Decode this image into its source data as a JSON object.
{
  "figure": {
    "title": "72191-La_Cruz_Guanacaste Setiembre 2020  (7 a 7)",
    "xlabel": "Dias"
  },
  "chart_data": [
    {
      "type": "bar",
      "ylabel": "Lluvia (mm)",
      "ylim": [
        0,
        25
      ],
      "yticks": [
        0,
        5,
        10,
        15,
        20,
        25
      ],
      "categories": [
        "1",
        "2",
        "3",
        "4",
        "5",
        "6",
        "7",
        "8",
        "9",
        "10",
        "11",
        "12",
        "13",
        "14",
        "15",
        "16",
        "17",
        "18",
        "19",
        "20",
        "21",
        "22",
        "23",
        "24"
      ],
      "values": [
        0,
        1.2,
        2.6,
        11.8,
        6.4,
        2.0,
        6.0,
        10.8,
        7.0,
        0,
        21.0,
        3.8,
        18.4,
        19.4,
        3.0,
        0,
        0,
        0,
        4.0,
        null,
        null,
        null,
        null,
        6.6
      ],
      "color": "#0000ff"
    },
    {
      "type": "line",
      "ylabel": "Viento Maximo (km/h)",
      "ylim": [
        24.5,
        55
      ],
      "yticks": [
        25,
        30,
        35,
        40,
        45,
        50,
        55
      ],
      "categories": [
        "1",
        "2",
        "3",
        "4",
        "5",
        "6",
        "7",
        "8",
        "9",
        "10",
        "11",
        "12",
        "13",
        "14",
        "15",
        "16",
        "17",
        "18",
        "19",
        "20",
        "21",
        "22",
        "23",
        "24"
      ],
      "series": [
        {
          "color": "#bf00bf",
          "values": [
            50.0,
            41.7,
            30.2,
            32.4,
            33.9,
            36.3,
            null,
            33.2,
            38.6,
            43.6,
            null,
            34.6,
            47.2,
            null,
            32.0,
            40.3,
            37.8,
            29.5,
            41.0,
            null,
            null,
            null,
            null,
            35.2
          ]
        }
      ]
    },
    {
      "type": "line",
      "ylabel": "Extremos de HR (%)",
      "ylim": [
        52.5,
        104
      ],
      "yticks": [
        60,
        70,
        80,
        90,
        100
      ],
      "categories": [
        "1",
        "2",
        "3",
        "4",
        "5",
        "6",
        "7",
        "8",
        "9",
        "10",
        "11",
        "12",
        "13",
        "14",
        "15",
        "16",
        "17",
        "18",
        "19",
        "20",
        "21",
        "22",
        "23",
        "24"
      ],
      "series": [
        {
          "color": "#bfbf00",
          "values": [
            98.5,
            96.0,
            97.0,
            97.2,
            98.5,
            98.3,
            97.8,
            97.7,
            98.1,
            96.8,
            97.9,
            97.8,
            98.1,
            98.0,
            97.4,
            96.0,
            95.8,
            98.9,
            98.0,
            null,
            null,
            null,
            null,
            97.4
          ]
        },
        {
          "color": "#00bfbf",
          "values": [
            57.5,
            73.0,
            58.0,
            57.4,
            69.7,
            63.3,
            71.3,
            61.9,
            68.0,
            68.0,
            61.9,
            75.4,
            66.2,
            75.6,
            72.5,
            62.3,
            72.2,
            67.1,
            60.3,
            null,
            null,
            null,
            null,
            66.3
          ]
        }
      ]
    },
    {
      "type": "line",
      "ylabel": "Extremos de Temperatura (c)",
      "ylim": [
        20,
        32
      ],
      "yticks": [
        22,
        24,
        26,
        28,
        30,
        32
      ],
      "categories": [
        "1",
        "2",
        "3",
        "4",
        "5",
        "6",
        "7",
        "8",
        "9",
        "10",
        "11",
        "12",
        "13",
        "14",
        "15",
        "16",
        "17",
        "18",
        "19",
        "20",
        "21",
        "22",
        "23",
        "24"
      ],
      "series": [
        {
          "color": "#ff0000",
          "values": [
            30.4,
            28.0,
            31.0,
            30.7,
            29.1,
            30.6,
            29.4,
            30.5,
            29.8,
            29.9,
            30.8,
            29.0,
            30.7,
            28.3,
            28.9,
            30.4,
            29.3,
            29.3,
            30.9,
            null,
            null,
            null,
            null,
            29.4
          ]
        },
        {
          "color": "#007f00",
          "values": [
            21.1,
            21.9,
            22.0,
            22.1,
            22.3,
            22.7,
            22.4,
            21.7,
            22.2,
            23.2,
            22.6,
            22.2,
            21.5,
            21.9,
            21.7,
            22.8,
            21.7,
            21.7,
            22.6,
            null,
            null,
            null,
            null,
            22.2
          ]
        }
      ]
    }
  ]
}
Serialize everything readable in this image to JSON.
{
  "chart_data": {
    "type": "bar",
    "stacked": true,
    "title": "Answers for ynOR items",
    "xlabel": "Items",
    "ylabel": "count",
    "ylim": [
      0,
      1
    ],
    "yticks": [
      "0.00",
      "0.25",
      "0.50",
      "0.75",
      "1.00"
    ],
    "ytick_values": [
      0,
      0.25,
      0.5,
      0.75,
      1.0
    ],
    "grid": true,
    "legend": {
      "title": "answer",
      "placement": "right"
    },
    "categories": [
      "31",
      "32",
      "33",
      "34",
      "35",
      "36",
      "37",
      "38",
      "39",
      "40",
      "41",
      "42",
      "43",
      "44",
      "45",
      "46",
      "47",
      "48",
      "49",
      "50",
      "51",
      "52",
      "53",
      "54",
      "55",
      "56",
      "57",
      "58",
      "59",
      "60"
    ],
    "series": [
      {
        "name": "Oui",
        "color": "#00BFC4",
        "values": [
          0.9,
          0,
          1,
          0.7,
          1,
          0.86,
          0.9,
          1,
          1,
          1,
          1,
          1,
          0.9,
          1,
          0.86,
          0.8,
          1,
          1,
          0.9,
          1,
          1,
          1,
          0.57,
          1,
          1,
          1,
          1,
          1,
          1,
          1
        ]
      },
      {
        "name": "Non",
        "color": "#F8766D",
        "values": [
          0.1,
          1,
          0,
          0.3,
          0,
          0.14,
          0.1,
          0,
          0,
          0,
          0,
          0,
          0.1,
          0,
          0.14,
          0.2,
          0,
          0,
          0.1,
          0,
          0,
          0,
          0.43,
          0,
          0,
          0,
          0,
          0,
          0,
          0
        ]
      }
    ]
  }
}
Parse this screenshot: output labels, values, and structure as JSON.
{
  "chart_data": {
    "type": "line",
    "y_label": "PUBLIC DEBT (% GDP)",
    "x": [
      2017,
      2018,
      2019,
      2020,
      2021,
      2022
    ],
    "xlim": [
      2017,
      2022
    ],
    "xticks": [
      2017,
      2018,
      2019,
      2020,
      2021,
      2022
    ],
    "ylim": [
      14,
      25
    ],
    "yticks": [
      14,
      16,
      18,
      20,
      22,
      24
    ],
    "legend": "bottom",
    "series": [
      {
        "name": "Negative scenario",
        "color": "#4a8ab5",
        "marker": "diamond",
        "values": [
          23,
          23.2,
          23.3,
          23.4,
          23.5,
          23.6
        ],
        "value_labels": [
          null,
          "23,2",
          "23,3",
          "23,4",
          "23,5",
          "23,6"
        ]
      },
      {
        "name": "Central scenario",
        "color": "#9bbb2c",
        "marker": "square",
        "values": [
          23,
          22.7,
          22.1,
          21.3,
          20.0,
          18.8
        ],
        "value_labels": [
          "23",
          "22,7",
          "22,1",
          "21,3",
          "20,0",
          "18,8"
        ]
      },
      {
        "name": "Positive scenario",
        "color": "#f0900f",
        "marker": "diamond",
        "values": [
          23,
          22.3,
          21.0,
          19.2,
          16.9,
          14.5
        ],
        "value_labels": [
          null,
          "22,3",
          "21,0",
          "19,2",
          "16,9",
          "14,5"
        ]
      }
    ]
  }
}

_ _ _ _ _ _ _

Go through the listing and print each line exactly as it appears.

**Solution for this task:**
Decode this image into its source data as a JSON object.
{
  "figure": {
    "title": "72191-La_Cruz_Guanacaste Setiembre 2020  (7 a 7)",
    "xlabel": "Dias"
  },
  "chart_data": [
    {
      "type": "bar",
      "ylabel": "Lluvia (mm)",
      "ylim": [
        0,
        25
      ],
      "yticks": [
        0,
        5,
        10,
        15,
        20,
        25
      ],
      "categories": [
        "1",
        "2",
        "3",
        "4",
        "5",
        "6",
        "7",
        "8",
        "9",
        "10",
        "11",
        "12",
        "13",
        "14",
        "15",
        "16",
        "17",
        "18",
        "19",
        "20",
        "21",
        "22",
        "23",
        "24"
      ],
      "values": [
        0,
        1.2,
        2.6,
        11.8,
        6.4,
        2.0,
        6.0,
        10.8,
        7.0,
        0,
        21.0,
        3.8,
        18.4,
        19.4,
        3.0,
        0,
        0,
        0,
        4.0,
        null,
        null,
        null,
        null,
        6.6
      ],
      "color": "#0000ff"
    },
    {
      "type": "line",
      "ylabel": "Viento Maximo (km/h)",
      "ylim": [
        24.5,
        55
      ],
      "yticks": [
        25,
        30,
        35,
        40,
        45,
        50,
        55
      ],
      "categories": [
        "1",
        "2",
        "3",
        "4",
        "5",
        "6",
        "7",
        "8",
        "9",
        "10",
        "11",
        "12",
        "13",
        "14",
        "15",
        "16",
        "17",
        "18",
        "19",
        "20",
        "21",
        "22",
        "23",
        "24"
      ],
      "series": [
        {
          "color": "#bf00bf",
          "values": [
            50.0,
            41.7,
            30.2,
            32.4,
            33.9,
            36.3,
            null,
            33.2,
            38.6,
            43.6,
            null,
            34.6,
            47.2,
            null,
            32.0,
            40.3,
            37.8,
            29.5,
            41.0,
            null,
            null,
            null,
            null,
            35.2
          ]
        }
      ]
    },
    {
      "type": "line",
      "ylabel": "Extremos de HR (%)",
      "ylim": [
        52.5,
        104
      ],
      "yticks": [
        60,
        70,
        80,
        90,
        100
      ],
      "categories": [
        "1",
        "2",
        "3",
        "4",
        "5",
        "6",
        "7",
        "8",
        "9",
        "10",
        "11",
        "12",
        "13",
        "14",
        "15",
        "16",
        "17",
        "18",
        "19",
        "20",
        "21",
        "22",
        "23",
        "24"
      ],
      "series": [
        {
          "color": "#bfbf00",
          "values": [
            98.5,
            96.0,
            97.0,
            97.2,
            98.5,
            98.3,
            97.8,
            97.7,
            98.1,
            96.8,
            97.9,
            97.8,
            98.1,
            98.0,
            97.4,
            96.0,
            95.8,
            98.9,
            98.0,
            null,
            null,
            null,
            null,
            97.4
          ]
        },
        {
          "color": "#00bfbf",
          "values": [
            57.5,
            73.0,
            58.0,
            57.4,
            69.7,
            63.3,
            71.3,
            61.9,
            68.0,
            68.0,
            61.9,
            75.4,
            66.2,
            75.6,
            72.5,
            62.3,
            72.2,
            67.1,
            60.3,
            null,
            null,
            null,
            null,
            66.3
          ]
        }
      ]
    },
    {
      "type": "line",
      "ylabel": "Extremos de Temperatura (c)",
      "ylim": [
        20,
        32
      ],
      "yticks": [
        22,
        24,
        26,
        28,
        30,
        32
      ],
      "categories": [
        "1",
        "2",
        "3",
        "4",
        "5",
        "6",
        "7",
        "8",
        "9",
        "10",
        "11",
        "12",
        "13",
        "14",
        "15",
        "16",
        "17",
        "18",
        "19",
        "20",
        "21",
        "22",
        "23",
        "24"
      ],
      "series": [
        {
          "color": "#ff0000",
          "values": [
            30.4,
            28.0,
            31.0,
            30.7,
            29.1,
            30.6,
            29.4,
            30.5,
            29.8,
            29.9,
            30.8,
            29.0,
            30.7,
            28.3,
            28.9,
            30.4,
            29.3,
            29.3,
            30.9,
            null,
            null,
            null,
            null,
            29.4
          ]
        },
        {
          "color": "#007f00",
          "values": [
            21.1,
            21.9,
            22.0,
            22.1,
            22.3,
            22.7,
            22.4,
            21.7,
            22.2,
            23.2,
            22.6,
            22.2,
            21.5,
            21.9,
            21.7,
            22.8,
            21.7,
            21.7,
            22.6,
            null,
            null,
            null,
            null,
            22.2
          ]
        }
      ]
    }
  ]
}
Serialize everything readable in this image to JSON.
{
  "chart_data": {
    "type": "bar",
    "stacked": true,
    "title": "Answers for ynOR items",
    "xlabel": "Items",
    "ylabel": "count",
    "ylim": [
      0,
      1
    ],
    "yticks": [
      "0.00",
      "0.25",
      "0.50",
      "0.75",
      "1.00"
    ],
    "ytick_values": [
      0,
      0.25,
      0.5,
      0.75,
      1.0
    ],
    "grid": true,
    "legend": {
      "title": "answer",
      "placement": "right"
    },
    "categories": [
      "31",
      "32",
      "33",
      "34",
      "35",
      "36",
      "37",
      "38",
      "39",
      "40",
      "41",
      "42",
      "43",
      "44",
      "45",
      "46",
      "47",
      "48",
      "49",
      "50",
      "51",
      "52",
      "53",
      "54",
      "55",
      "56",
      "57",
      "58",
      "59",
      "60"
    ],
    "series": [
      {
        "name": "Oui",
        "color": "#00BFC4",
        "values": [
          0.9,
          0,
          1,
          0.7,
          1,
          0.86,
          0.9,
          1,
          1,
          1,
          1,
          1,
          0.9,
          1,
          0.86,
          0.8,
          1,
          1,
          0.9,
          1,
          1,
          1,
          0.57,
          1,
          1,
          1,
          1,
          1,
          1,
          1
        ]
      },
      {
        "name": "Non",
        "color": "#F8766D",
        "values": [
          0.1,
          1,
          0,
          0.3,
          0,
          0.14,
          0.1,
          0,
          0,
          0,
          0,
          0,
          0.1,
          0,
          0.14,
          0.2,
          0,
          0,
          0.1,
          0,
          0,
          0,
          0.43,
          0,
          0,
          0,
          0,
          0,
          0,
          0
        ]
      }
    ]
  }
}
Parse this screenshot: output labels, values, and structure as JSON.
{
  "chart_data": {
    "type": "line",
    "y_label": "PUBLIC DEBT (% GDP)",
    "x": [
      2017,
      2018,
      2019,
      2020,
      2021,
      2022
    ],
    "xlim": [
      2017,
      2022
    ],
    "xticks": [
      2017,
      2018,
      2019,
      2020,
      2021,
      2022
    ],
    "ylim": [
      14,
      25
    ],
    "yticks": [
      14,
      16,
      18,
      20,
      22,
      24
    ],
    "legend": "bottom",
    "series": [
      {
        "name": "Negative scenario",
        "color": "#4a8ab5",
        "marker": "diamond",
        "values": [
          23,
          23.2,
          23.3,
          23.4,
          23.5,
          23.6
        ],
        "value_labels": [
          null,
          "23,2",
          "23,3",
          "23,4",
          "23,5",
          "23,6"
        ]
      },
      {
        "name": "Central scenario",
        "color": "#9bbb2c",
        "marker": "square",
        "values": [
          23,
          22.7,
          22.1,
          21.3,
          20.0,
          18.8
        ],
        "value_labels": [
          "23",
          "22,7",
          "22,1",
          "21,3",
          "20,0",
          "18,8"
        ]
      },
      {
        "name": "Positive scenario",
        "color": "#f0900f",
        "marker": "diamond",
        "values": [
          23,
          22.3,
          21.0,
          19.2,
          16.9,
          14.5
        ],
        "value_labels": [
          null,
          "22,3",
          "21,0",
          "19,2",
          "16,9",
          "14,5"
        ]
      }
    ]
  }
}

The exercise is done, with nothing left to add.